(Figure data in JSON)
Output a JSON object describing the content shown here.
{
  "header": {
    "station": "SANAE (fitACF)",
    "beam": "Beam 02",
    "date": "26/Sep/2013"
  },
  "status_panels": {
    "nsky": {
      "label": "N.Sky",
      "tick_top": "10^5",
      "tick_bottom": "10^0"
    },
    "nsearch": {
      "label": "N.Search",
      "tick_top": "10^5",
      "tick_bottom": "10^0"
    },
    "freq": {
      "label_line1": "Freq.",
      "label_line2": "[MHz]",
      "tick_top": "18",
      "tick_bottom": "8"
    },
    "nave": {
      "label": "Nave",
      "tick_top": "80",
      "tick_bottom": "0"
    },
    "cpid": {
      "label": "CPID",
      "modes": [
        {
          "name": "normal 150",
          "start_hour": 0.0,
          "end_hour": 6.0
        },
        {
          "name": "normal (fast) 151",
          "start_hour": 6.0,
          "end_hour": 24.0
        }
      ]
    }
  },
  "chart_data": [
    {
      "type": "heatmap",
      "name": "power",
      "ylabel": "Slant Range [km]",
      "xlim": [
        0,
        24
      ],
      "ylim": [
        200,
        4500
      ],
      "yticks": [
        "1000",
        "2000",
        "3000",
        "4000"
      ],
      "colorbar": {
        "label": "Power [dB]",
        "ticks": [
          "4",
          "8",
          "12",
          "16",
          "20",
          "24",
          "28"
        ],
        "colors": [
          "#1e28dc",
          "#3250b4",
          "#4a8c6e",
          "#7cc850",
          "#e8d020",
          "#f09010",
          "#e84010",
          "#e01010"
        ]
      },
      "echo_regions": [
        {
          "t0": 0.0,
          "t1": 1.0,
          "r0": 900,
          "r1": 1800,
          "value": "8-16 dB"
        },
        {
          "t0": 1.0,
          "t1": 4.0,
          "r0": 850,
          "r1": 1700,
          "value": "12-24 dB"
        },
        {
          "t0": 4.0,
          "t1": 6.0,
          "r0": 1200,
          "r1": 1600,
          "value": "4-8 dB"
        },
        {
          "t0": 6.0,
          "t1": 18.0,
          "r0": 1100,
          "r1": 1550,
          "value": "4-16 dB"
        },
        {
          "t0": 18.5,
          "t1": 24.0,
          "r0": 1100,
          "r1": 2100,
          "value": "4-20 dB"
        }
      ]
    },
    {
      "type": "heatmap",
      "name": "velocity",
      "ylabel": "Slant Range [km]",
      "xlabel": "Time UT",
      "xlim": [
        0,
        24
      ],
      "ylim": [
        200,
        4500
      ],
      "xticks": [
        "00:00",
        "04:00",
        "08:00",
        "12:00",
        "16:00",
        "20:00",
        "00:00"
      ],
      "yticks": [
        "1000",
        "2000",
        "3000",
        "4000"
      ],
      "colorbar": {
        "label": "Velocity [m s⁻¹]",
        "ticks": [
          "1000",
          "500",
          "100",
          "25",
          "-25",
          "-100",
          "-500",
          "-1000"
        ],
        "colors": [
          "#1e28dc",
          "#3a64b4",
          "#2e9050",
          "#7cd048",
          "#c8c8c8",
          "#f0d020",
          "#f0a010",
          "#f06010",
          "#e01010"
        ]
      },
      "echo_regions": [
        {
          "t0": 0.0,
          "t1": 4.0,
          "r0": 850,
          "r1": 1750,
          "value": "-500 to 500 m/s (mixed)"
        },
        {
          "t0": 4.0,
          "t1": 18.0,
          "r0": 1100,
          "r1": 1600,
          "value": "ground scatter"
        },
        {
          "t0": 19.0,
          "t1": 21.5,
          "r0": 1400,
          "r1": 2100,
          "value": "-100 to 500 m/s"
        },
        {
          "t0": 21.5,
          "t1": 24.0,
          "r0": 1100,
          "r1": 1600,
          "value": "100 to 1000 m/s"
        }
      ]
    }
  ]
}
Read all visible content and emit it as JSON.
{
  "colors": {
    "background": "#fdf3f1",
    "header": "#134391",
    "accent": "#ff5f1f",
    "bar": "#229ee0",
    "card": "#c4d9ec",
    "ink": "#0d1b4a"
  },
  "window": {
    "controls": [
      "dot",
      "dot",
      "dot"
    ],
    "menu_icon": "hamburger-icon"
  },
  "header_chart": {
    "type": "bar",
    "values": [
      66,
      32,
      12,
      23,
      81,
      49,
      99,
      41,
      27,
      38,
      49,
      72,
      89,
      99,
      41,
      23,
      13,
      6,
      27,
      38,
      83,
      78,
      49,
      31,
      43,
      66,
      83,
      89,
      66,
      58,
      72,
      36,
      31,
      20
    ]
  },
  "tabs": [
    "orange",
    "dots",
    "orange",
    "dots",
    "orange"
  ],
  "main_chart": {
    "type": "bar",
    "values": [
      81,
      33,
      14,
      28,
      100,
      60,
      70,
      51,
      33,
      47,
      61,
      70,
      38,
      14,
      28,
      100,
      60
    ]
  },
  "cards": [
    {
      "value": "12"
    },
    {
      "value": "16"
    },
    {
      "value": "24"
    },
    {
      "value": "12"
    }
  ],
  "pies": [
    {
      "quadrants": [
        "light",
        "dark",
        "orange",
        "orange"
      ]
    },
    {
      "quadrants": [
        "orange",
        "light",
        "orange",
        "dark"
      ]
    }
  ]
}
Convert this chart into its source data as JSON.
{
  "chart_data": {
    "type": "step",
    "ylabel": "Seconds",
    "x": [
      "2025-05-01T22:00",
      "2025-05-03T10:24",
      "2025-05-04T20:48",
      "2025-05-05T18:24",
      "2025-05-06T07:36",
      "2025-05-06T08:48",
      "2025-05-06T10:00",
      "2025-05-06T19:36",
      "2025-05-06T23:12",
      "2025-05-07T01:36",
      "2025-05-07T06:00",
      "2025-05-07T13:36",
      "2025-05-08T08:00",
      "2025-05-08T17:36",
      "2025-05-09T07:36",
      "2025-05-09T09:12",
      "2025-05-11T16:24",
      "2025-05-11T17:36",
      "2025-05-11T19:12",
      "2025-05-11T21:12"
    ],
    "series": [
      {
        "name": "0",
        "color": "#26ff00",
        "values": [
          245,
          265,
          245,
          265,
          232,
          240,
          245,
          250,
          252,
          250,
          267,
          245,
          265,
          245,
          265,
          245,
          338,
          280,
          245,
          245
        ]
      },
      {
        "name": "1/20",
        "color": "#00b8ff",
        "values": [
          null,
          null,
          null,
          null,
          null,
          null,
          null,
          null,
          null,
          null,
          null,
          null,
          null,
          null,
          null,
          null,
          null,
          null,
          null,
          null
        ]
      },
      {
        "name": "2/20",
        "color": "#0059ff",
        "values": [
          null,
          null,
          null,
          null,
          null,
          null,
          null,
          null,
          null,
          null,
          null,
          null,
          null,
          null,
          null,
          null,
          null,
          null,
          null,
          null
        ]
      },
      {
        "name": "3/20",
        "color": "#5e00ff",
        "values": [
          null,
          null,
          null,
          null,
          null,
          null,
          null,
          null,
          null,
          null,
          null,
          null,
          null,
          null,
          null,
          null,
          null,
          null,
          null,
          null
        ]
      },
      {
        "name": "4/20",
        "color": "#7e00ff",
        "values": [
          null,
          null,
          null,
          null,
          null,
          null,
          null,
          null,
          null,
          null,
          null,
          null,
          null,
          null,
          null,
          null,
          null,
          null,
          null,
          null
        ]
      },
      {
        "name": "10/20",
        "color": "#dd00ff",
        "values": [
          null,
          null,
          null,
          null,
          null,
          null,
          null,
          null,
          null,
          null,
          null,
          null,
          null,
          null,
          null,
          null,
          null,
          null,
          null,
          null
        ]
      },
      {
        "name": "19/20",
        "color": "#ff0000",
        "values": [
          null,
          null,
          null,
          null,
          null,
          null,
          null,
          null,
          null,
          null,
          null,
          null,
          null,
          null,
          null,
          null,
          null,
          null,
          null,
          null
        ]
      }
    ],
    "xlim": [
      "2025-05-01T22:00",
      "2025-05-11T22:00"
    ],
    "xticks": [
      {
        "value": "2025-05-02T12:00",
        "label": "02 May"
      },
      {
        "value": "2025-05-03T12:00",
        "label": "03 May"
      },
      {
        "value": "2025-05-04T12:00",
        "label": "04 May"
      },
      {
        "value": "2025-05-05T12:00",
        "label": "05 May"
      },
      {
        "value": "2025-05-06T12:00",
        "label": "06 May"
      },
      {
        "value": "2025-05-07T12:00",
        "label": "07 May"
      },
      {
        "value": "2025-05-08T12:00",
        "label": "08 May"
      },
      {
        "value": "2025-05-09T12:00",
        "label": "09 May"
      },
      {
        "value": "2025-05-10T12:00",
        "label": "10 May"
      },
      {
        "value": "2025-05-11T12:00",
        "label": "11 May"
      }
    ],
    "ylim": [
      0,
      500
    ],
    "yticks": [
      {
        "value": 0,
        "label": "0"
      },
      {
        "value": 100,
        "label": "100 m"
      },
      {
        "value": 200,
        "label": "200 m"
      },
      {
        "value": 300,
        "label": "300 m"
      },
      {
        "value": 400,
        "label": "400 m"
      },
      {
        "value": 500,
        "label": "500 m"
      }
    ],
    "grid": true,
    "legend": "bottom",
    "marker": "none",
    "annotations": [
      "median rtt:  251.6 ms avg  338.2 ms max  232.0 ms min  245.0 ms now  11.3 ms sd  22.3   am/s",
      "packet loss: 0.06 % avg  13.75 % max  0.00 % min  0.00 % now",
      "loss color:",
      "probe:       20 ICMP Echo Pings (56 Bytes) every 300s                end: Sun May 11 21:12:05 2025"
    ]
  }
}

THE TASK »
Gather, from the listing above, every line carrying the word "name".

ANSWER IN FULL »
          "name": "normal 150",
          "name": "normal (fast) 151",
      "name": "power",
      "name": "velocity",
        "name": "0",
        "name": "1/20",
        "name": "2/20",
        "name": "3/20",
        "name": "4/20",
        "name": "10/20",
        "name": "19/20",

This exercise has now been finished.